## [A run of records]

☆ ☆ ☆ ☆ ☆ ☆ ☆

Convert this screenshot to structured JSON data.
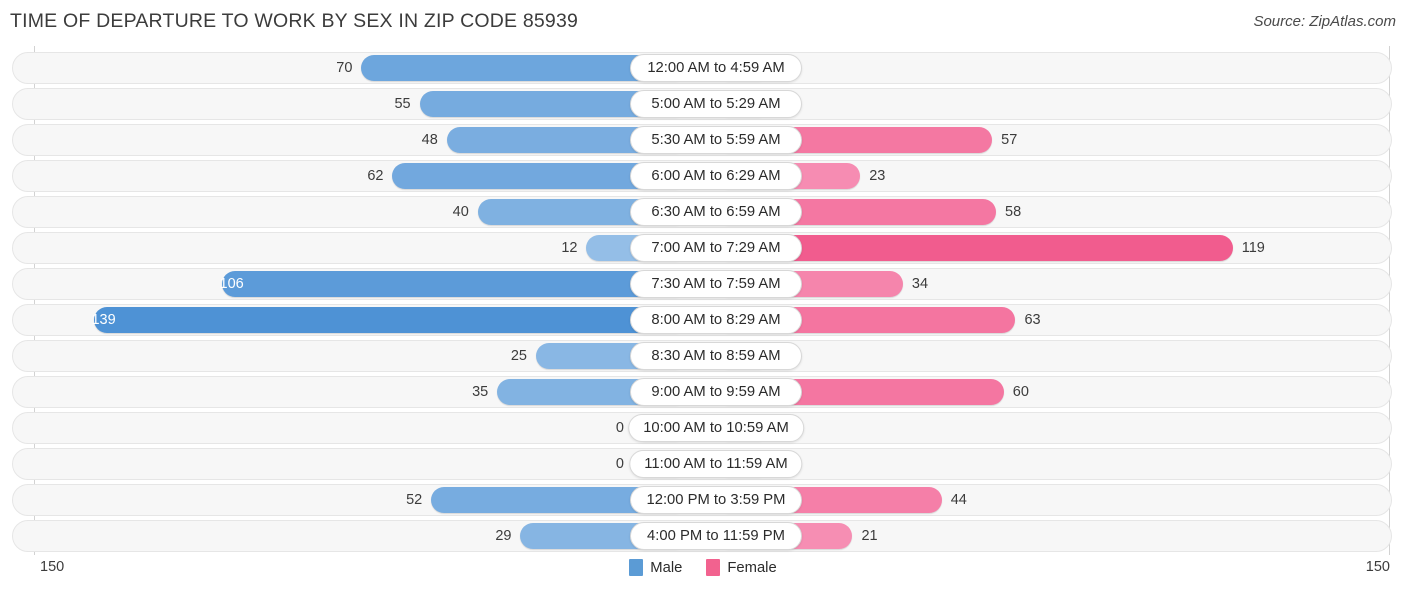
{
  "header": {
    "title": "TIME OF DEPARTURE TO WORK BY SEX IN ZIP CODE 85939",
    "source": "Source: ZipAtlas.com"
  },
  "legend": {
    "male_label": "Male",
    "female_label": "Female",
    "male_color": "#5b9bd5",
    "female_color": "#f2628f"
  },
  "axis": {
    "left_max": "150",
    "right_max": "150"
  },
  "chart_data": {
    "type": "bar",
    "title": "TIME OF DEPARTURE TO WORK BY SEX IN ZIP CODE 85939",
    "subtitle": "Source: ZipAtlas.com",
    "orientation": "horizontal-diverging",
    "xlabel": "",
    "ylabel": "",
    "xlim": [
      150,
      150
    ],
    "grid": false,
    "legend_position": "bottom-center",
    "categories": [
      "12:00 AM to 4:59 AM",
      "5:00 AM to 5:29 AM",
      "5:30 AM to 5:59 AM",
      "6:00 AM to 6:29 AM",
      "6:30 AM to 6:59 AM",
      "7:00 AM to 7:29 AM",
      "7:30 AM to 7:59 AM",
      "8:00 AM to 8:29 AM",
      "8:30 AM to 8:59 AM",
      "9:00 AM to 9:59 AM",
      "10:00 AM to 10:59 AM",
      "11:00 AM to 11:59 AM",
      "12:00 PM to 3:59 PM",
      "4:00 PM to 11:59 PM"
    ],
    "series": [
      {
        "name": "Male",
        "color": "#5b9bd5",
        "values": [
          70,
          55,
          48,
          62,
          40,
          12,
          106,
          139,
          25,
          35,
          0,
          0,
          52,
          29
        ]
      },
      {
        "name": "Female",
        "color": "#f2628f",
        "values": [
          0,
          0,
          57,
          23,
          58,
          119,
          34,
          63,
          0,
          60,
          0,
          0,
          44,
          21
        ]
      }
    ]
  }
}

☆ ☆ ☆ ☆ ☆ ☆ ☆

## [WHAT THE TASK REQUIRES]
Leave every image out, and retype the material exactly.

## [RESULT]
Convert this screenshot to structured JSON data.
{
  "header": {
    "title": "TIME OF DEPARTURE TO WORK BY SEX IN ZIP CODE 85939",
    "source": "Source: ZipAtlas.com"
  },
  "legend": {
    "male_label": "Male",
    "female_label": "Female",
    "male_color": "#5b9bd5",
    "female_color": "#f2628f"
  },
  "axis": {
    "left_max": "150",
    "right_max": "150"
  },
  "chart_data": {
    "type": "bar",
    "title": "TIME OF DEPARTURE TO WORK BY SEX IN ZIP CODE 85939",
    "subtitle": "Source: ZipAtlas.com",
    "orientation": "horizontal-diverging",
    "xlabel": "",
    "ylabel": "",
    "xlim": [
      150,
      150
    ],
    "grid": false,
    "legend_position": "bottom-center",
    "categories": [
      "12:00 AM to 4:59 AM",
      "5:00 AM to 5:29 AM",
      "5:30 AM to 5:59 AM",
      "6:00 AM to 6:29 AM",
      "6:30 AM to 6:59 AM",
      "7:00 AM to 7:29 AM",
      "7:30 AM to 7:59 AM",
      "8:00 AM to 8:29 AM",
      "8:30 AM to 8:59 AM",
      "9:00 AM to 9:59 AM",
      "10:00 AM to 10:59 AM",
      "11:00 AM to 11:59 AM",
      "12:00 PM to 3:59 PM",
      "4:00 PM to 11:59 PM"
    ],
    "series": [
      {
        "name": "Male",
        "color": "#5b9bd5",
        "values": [
          70,
          55,
          48,
          62,
          40,
          12,
          106,
          139,
          25,
          35,
          0,
          0,
          52,
          29
        ]
      },
      {
        "name": "Female",
        "color": "#f2628f",
        "values": [
          0,
          0,
          57,
          23,
          58,
          119,
          34,
          63,
          0,
          60,
          0,
          0,
          44,
          21
        ]
      }
    ]
  }
}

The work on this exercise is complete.